What you are asked to do
Make an exact copy of the lines, leaving the pictures out.

The records
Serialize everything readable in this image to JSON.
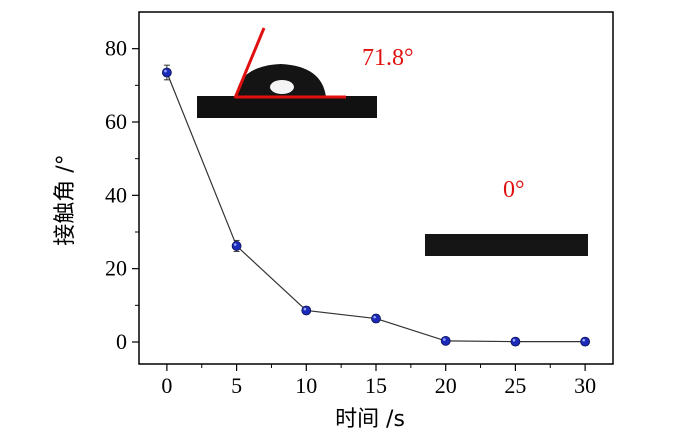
{
  "chart_data": {
    "type": "scatter",
    "title": "",
    "xlabel": "时间 /s",
    "ylabel": "接触角 /°",
    "xlim": [
      -2,
      32
    ],
    "ylim": [
      -6,
      90
    ],
    "xticks": [
      0,
      5,
      10,
      15,
      20,
      25,
      30
    ],
    "yticks": [
      0,
      20,
      40,
      60,
      80
    ],
    "grid": false,
    "legend": "none",
    "series": [
      {
        "x": [
          0,
          5,
          10,
          15,
          20,
          25,
          30
        ],
        "y": [
          73.5,
          26.2,
          8.6,
          6.4,
          0.3,
          0.1,
          0.1
        ],
        "error": [
          2.0,
          1.5,
          1.0,
          1.0,
          0.3,
          0.3,
          0.3
        ],
        "marker_color": "#1c2ab8",
        "line_color": "#333333"
      }
    ],
    "annotations": [
      {
        "text": "71.8°",
        "color": "#e01010"
      },
      {
        "text": "0°",
        "color": "#e01010"
      }
    ]
  }
}
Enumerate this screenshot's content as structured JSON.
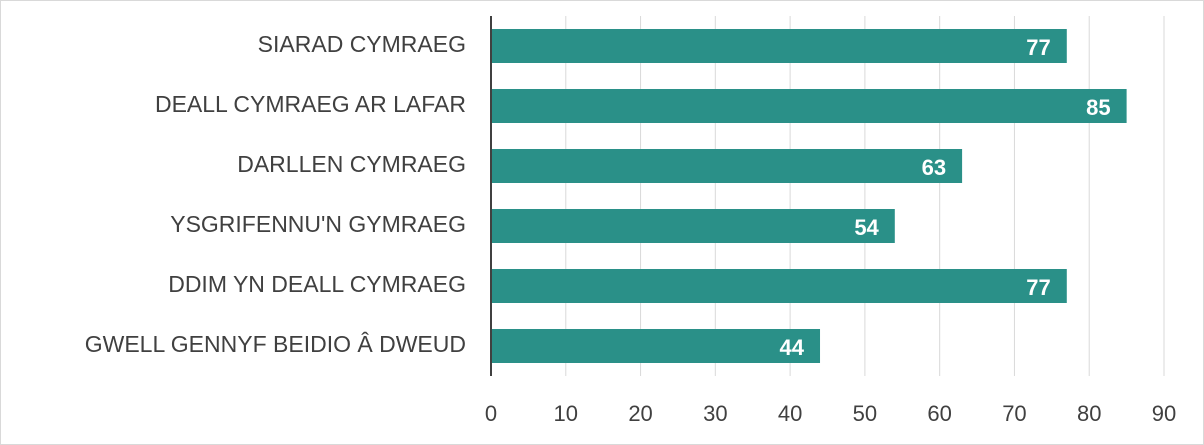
{
  "chart_data": {
    "type": "bar",
    "categories": [
      "SIARAD CYMRAEG",
      "DEALL CYMRAEG AR LAFAR",
      "DARLLEN CYMRAEG",
      "YSGRIFENNU'N GYMRAEG",
      "DDIM YN DEALL CYMRAEG",
      "GWELL GENNYF BEIDIO Â DWEUD"
    ],
    "values": [
      77,
      85,
      63,
      54,
      77,
      44
    ],
    "color": "#2a9088",
    "xlim": [
      0,
      90
    ],
    "xticks": [
      0,
      10,
      20,
      30,
      40,
      50,
      60,
      70,
      80,
      90
    ],
    "grid": true
  }
}
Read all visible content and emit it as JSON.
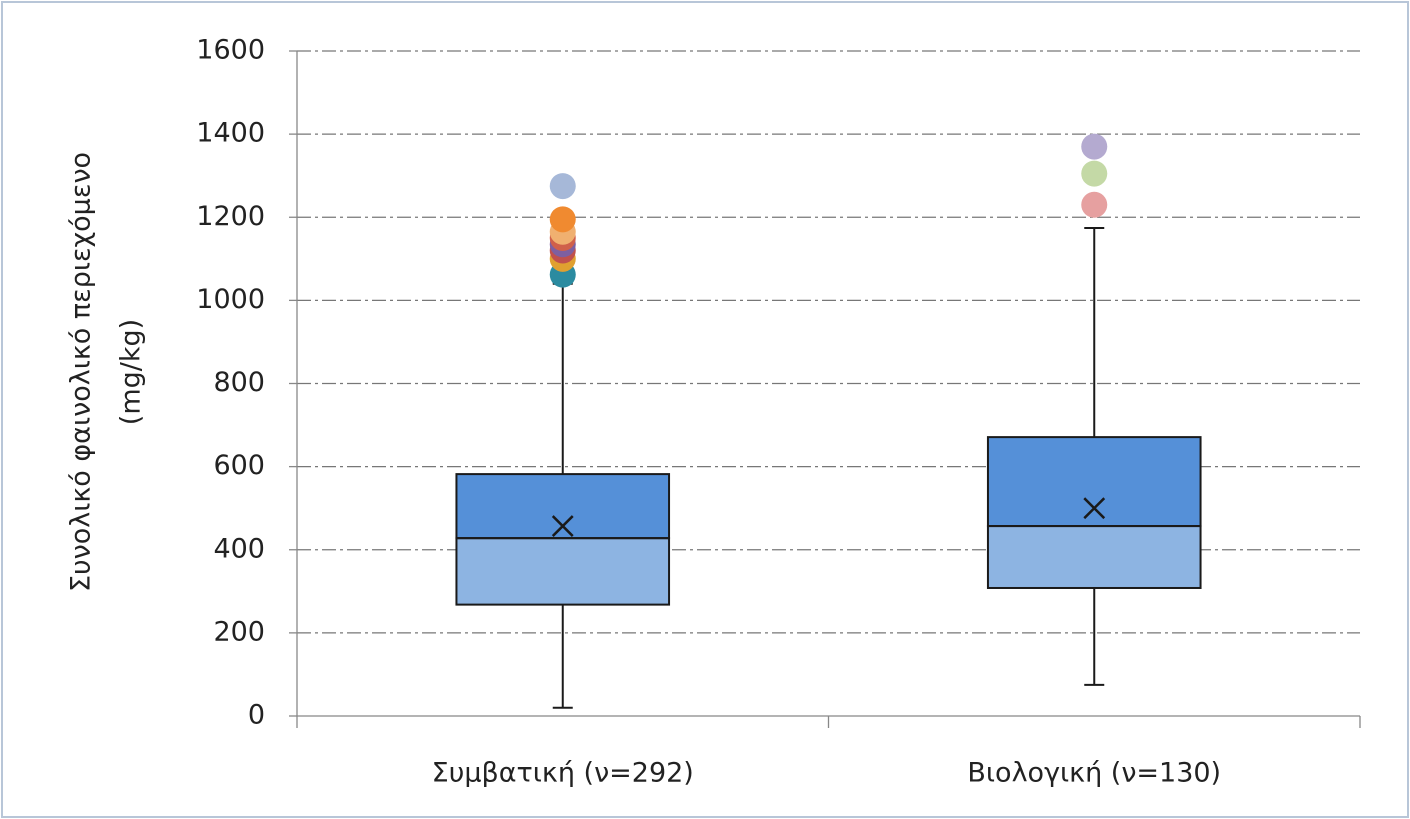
{
  "chart_data": {
    "type": "box",
    "y_label": [
      "Συνολικό φαινολικό περιεχόμενο",
      "(mg/kg)"
    ],
    "categories": [
      "Συμβατική (ν=292)",
      "Βιολογική (ν=130)"
    ],
    "boxes": [
      {
        "whisker_low": 20,
        "q1": 268,
        "median": 428,
        "q3": 582,
        "whisker_high": 1040,
        "mean": 457,
        "outliers": [
          1062,
          1100,
          1120,
          1135,
          1150,
          1165,
          1195,
          1275
        ],
        "outlier_colors": [
          "#2b8ba0",
          "#e0a030",
          "#c0504d",
          "#7e5fa0",
          "#d0604a",
          "#f0b070",
          "#f08a30",
          "#a6b8d8"
        ]
      },
      {
        "whisker_low": 75,
        "q1": 308,
        "median": 457,
        "q3": 671,
        "whisker_high": 1174,
        "mean": 500,
        "outliers": [
          1230,
          1305,
          1370
        ],
        "outlier_colors": [
          "#e6a0a0",
          "#c4d9a6",
          "#b4aad0"
        ]
      }
    ],
    "box_colors": [
      "#8db4e2",
      "#5590d8"
    ],
    "ylim": [
      0,
      1600
    ],
    "yticks": [
      0,
      200,
      400,
      600,
      800,
      1000,
      1200,
      1400,
      1600
    ],
    "grid": true
  }
}
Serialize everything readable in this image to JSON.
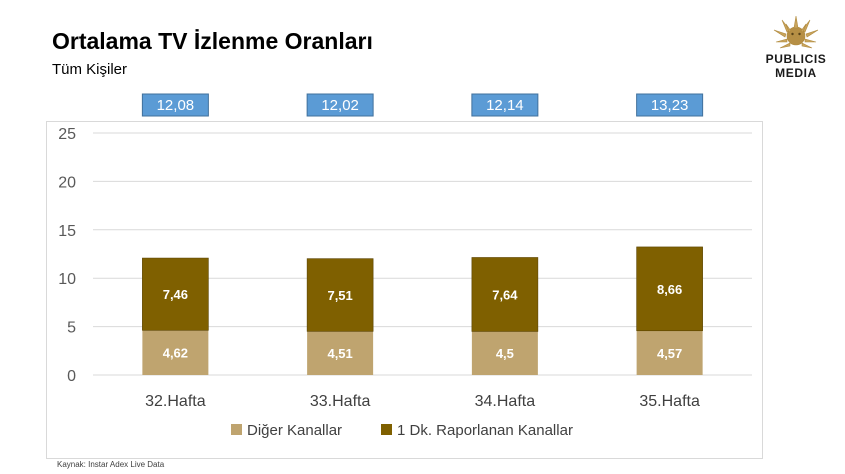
{
  "header": {
    "title": "Ortalama TV İzlenme Oranları",
    "subtitle": "Tüm Kişiler"
  },
  "logo": {
    "line1": "PUBLICIS",
    "line2": "MEDIA"
  },
  "source_note": "Kaynak: Instar  Adex Live Data",
  "colors": {
    "diger": "#BFA46F",
    "raporlanan": "#7F6000",
    "total_box": "#5B9BD5",
    "grid": "#D9D9D9"
  },
  "chart_data": {
    "type": "bar",
    "stacked": true,
    "title": "Ortalama TV İzlenme Oranları",
    "subtitle": "Tüm Kişiler",
    "categories": [
      "32.Hafta",
      "33.Hafta",
      "34.Hafta",
      "35.Hafta"
    ],
    "series": [
      {
        "name": "Diğer Kanallar",
        "values": [
          4.62,
          4.51,
          4.5,
          4.57
        ],
        "labels": [
          "4,62",
          "4,51",
          "4,5",
          "4,57"
        ]
      },
      {
        "name": "1 Dk. Raporlanan Kanallar",
        "values": [
          7.46,
          7.51,
          7.64,
          8.66
        ],
        "labels": [
          "7,46",
          "7,51",
          "7,64",
          "8,66"
        ]
      }
    ],
    "totals": [
      12.08,
      12.02,
      12.14,
      13.23
    ],
    "total_labels": [
      "12,08",
      "12,02",
      "12,14",
      "13,23"
    ],
    "yticks": [
      "0",
      "5",
      "10",
      "15",
      "20",
      "25"
    ],
    "ylim": [
      0,
      25
    ],
    "grid": true,
    "legend_position": "bottom"
  }
}
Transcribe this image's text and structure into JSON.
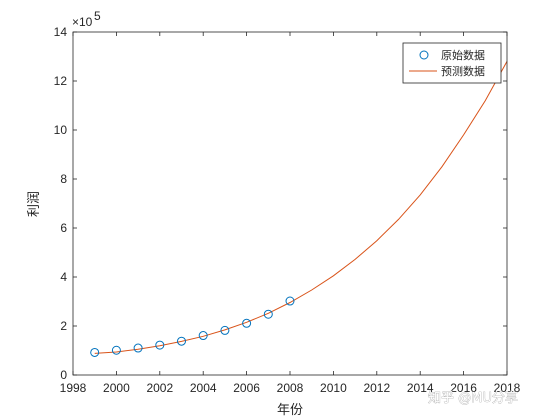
{
  "chart_data": {
    "type": "line",
    "xlabel": "年份",
    "ylabel": "利润",
    "exponent_label": "×10",
    "exponent_power": "5",
    "xlim": [
      1998,
      2018
    ],
    "ylim": [
      0,
      14
    ],
    "y_scale_factor": 100000,
    "xticks": [
      "1998",
      "2000",
      "2002",
      "2004",
      "2006",
      "2008",
      "2010",
      "2012",
      "2014",
      "2016",
      "2018"
    ],
    "yticks": [
      "0",
      "2",
      "4",
      "6",
      "8",
      "10",
      "12",
      "14"
    ],
    "legend_position": "top-right",
    "series": [
      {
        "name": "原始数据",
        "kind": "markers",
        "marker": "circle-open",
        "color": "#0072BD",
        "x": [
          1999,
          2000,
          2001,
          2002,
          2003,
          2004,
          2005,
          2006,
          2007,
          2008
        ],
        "y": [
          0.92,
          1.01,
          1.1,
          1.22,
          1.38,
          1.61,
          1.82,
          2.11,
          2.48,
          3.02
        ]
      },
      {
        "name": "预测数据",
        "kind": "line",
        "color": "#D95319",
        "x": [
          1999,
          2000,
          2001,
          2002,
          2003,
          2004,
          2005,
          2006,
          2007,
          2008,
          2009,
          2010,
          2011,
          2012,
          2013,
          2014,
          2015,
          2016,
          2017,
          2018
        ],
        "y": [
          0.88,
          0.94,
          1.05,
          1.19,
          1.37,
          1.58,
          1.84,
          2.15,
          2.52,
          2.96,
          3.47,
          4.05,
          4.72,
          5.48,
          6.35,
          7.35,
          8.5,
          9.8,
          11.2,
          12.8
        ]
      }
    ]
  },
  "watermark": {
    "text": "知乎 @MU分享"
  }
}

Solved problem
Serialize everything readable in this image to JSON.
{
  "chart_data": {
    "type": "scatter",
    "title": "",
    "xlabel": "时间 /s",
    "ylabel": "接触角 /°",
    "xlim": [
      -2,
      32
    ],
    "ylim": [
      -6,
      90
    ],
    "xticks": [
      0,
      5,
      10,
      15,
      20,
      25,
      30
    ],
    "yticks": [
      0,
      20,
      40,
      60,
      80
    ],
    "grid": false,
    "legend": "none",
    "series": [
      {
        "x": [
          0,
          5,
          10,
          15,
          20,
          25,
          30
        ],
        "y": [
          73.5,
          26.2,
          8.6,
          6.4,
          0.3,
          0.1,
          0.1
        ],
        "error": [
          2.0,
          1.5,
          1.0,
          1.0,
          0.3,
          0.3,
          0.3
        ],
        "marker_color": "#1c2ab8",
        "line_color": "#333333"
      }
    ],
    "annotations": [
      {
        "text": "71.8°",
        "color": "#e01010"
      },
      {
        "text": "0°",
        "color": "#e01010"
      }
    ]
  }
}
Enumerate this screenshot's content as structured JSON.
{
  "chart_data": {
    "type": "bar",
    "categories": [
      "SIARAD CYMRAEG",
      "DEALL CYMRAEG AR LAFAR",
      "DARLLEN CYMRAEG",
      "YSGRIFENNU'N GYMRAEG",
      "DDIM YN DEALL CYMRAEG",
      "GWELL GENNYF BEIDIO Â DWEUD"
    ],
    "values": [
      77,
      85,
      63,
      54,
      77,
      44
    ],
    "color": "#2a9088",
    "xlim": [
      0,
      90
    ],
    "xticks": [
      0,
      10,
      20,
      30,
      40,
      50,
      60,
      70,
      80,
      90
    ],
    "grid": true
  }
}
Read all visible content and emit it as JSON.
{
  "chart_data": {
    "type": "box",
    "y_label": [
      "Συνολικό φαινολικό περιεχόμενο",
      "(mg/kg)"
    ],
    "categories": [
      "Συμβατική (ν=292)",
      "Βιολογική (ν=130)"
    ],
    "boxes": [
      {
        "whisker_low": 20,
        "q1": 268,
        "median": 428,
        "q3": 582,
        "whisker_high": 1040,
        "mean": 457,
        "outliers": [
          1062,
          1100,
          1120,
          1135,
          1150,
          1165,
          1195,
          1275
        ],
        "outlier_colors": [
          "#2b8ba0",
          "#e0a030",
          "#c0504d",
          "#7e5fa0",
          "#d0604a",
          "#f0b070",
          "#f08a30",
          "#a6b8d8"
        ]
      },
      {
        "whisker_low": 75,
        "q1": 308,
        "median": 457,
        "q3": 671,
        "whisker_high": 1174,
        "mean": 500,
        "outliers": [
          1230,
          1305,
          1370
        ],
        "outlier_colors": [
          "#e6a0a0",
          "#c4d9a6",
          "#b4aad0"
        ]
      }
    ],
    "box_colors": [
      "#8db4e2",
      "#5590d8"
    ],
    "ylim": [
      0,
      1600
    ],
    "yticks": [
      0,
      200,
      400,
      600,
      800,
      1000,
      1200,
      1400,
      1600
    ],
    "grid": true
  }
}
Serialize everything readable in this image to JSON.
{
  "header": {
    "title": "Ortalama TV İzlenme Oranları",
    "subtitle": "Tüm Kişiler"
  },
  "logo": {
    "line1": "PUBLICIS",
    "line2": "MEDIA"
  },
  "source_note": "Kaynak: Instar  Adex Live Data",
  "colors": {
    "diger": "#BFA46F",
    "raporlanan": "#7F6000",
    "total_box": "#5B9BD5",
    "grid": "#D9D9D9"
  },
  "chart_data": {
    "type": "bar",
    "stacked": true,
    "title": "Ortalama TV İzlenme Oranları",
    "subtitle": "Tüm Kişiler",
    "categories": [
      "32.Hafta",
      "33.Hafta",
      "34.Hafta",
      "35.Hafta"
    ],
    "series": [
      {
        "name": "Diğer Kanallar",
        "values": [
          4.62,
          4.51,
          4.5,
          4.57
        ],
        "labels": [
          "4,62",
          "4,51",
          "4,5",
          "4,57"
        ]
      },
      {
        "name": "1 Dk. Raporlanan Kanallar",
        "values": [
          7.46,
          7.51,
          7.64,
          8.66
        ],
        "labels": [
          "7,46",
          "7,51",
          "7,64",
          "8,66"
        ]
      }
    ],
    "totals": [
      12.08,
      12.02,
      12.14,
      13.23
    ],
    "total_labels": [
      "12,08",
      "12,02",
      "12,14",
      "13,23"
    ],
    "yticks": [
      "0",
      "5",
      "10",
      "15",
      "20",
      "25"
    ],
    "ylim": [
      0,
      25
    ],
    "grid": true,
    "legend_position": "bottom"
  }
}
Transcribe this image's text and structure into JSON.
{
  "chart_data": {
    "type": "line",
    "xlabel": "年份",
    "ylabel": "利润",
    "exponent_label": "×10",
    "exponent_power": "5",
    "xlim": [
      1998,
      2018
    ],
    "ylim": [
      0,
      14
    ],
    "y_scale_factor": 100000,
    "xticks": [
      "1998",
      "2000",
      "2002",
      "2004",
      "2006",
      "2008",
      "2010",
      "2012",
      "2014",
      "2016",
      "2018"
    ],
    "yticks": [
      "0",
      "2",
      "4",
      "6",
      "8",
      "10",
      "12",
      "14"
    ],
    "legend_position": "top-right",
    "series": [
      {
        "name": "原始数据",
        "kind": "markers",
        "marker": "circle-open",
        "color": "#0072BD",
        "x": [
          1999,
          2000,
          2001,
          2002,
          2003,
          2004,
          2005,
          2006,
          2007,
          2008
        ],
        "y": [
          0.92,
          1.01,
          1.1,
          1.22,
          1.38,
          1.61,
          1.82,
          2.11,
          2.48,
          3.02
        ]
      },
      {
        "name": "预测数据",
        "kind": "line",
        "color": "#D95319",
        "x": [
          1999,
          2000,
          2001,
          2002,
          2003,
          2004,
          2005,
          2006,
          2007,
          2008,
          2009,
          2010,
          2011,
          2012,
          2013,
          2014,
          2015,
          2016,
          2017,
          2018
        ],
        "y": [
          0.88,
          0.94,
          1.05,
          1.19,
          1.37,
          1.58,
          1.84,
          2.15,
          2.52,
          2.96,
          3.47,
          4.05,
          4.72,
          5.48,
          6.35,
          7.35,
          8.5,
          9.8,
          11.2,
          12.8
        ]
      }
    ]
  },
  "watermark": {
    "text": "知乎 @MU分享"
  }
}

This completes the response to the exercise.